What is expected ▸ Skip the images and copy each record exactly as written.

Input rows ▸
· · · · ·

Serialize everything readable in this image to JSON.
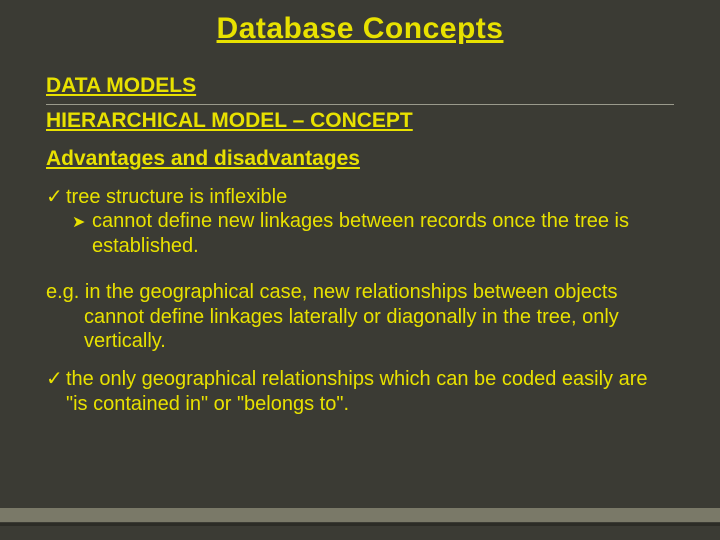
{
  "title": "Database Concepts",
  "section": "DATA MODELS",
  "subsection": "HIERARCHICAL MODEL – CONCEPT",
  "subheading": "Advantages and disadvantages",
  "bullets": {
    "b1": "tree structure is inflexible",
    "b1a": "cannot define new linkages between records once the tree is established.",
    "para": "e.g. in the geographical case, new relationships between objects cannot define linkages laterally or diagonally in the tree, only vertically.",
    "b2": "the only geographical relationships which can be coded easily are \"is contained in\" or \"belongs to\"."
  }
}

· · · · ·

Output of the task ▸
Serialize everything readable in this image to JSON.
{
  "title": "Database Concepts",
  "section": "DATA MODELS",
  "subsection": "HIERARCHICAL MODEL – CONCEPT",
  "subheading": "Advantages and disadvantages",
  "bullets": {
    "b1": "tree structure is inflexible",
    "b1a": "cannot define new linkages between records once the tree is established.",
    "para": "e.g. in the geographical case, new relationships between objects cannot define linkages laterally or diagonally in the tree, only vertically.",
    "b2": "the only geographical relationships which can be coded easily are \"is contained in\" or \"belongs to\"."
  }
}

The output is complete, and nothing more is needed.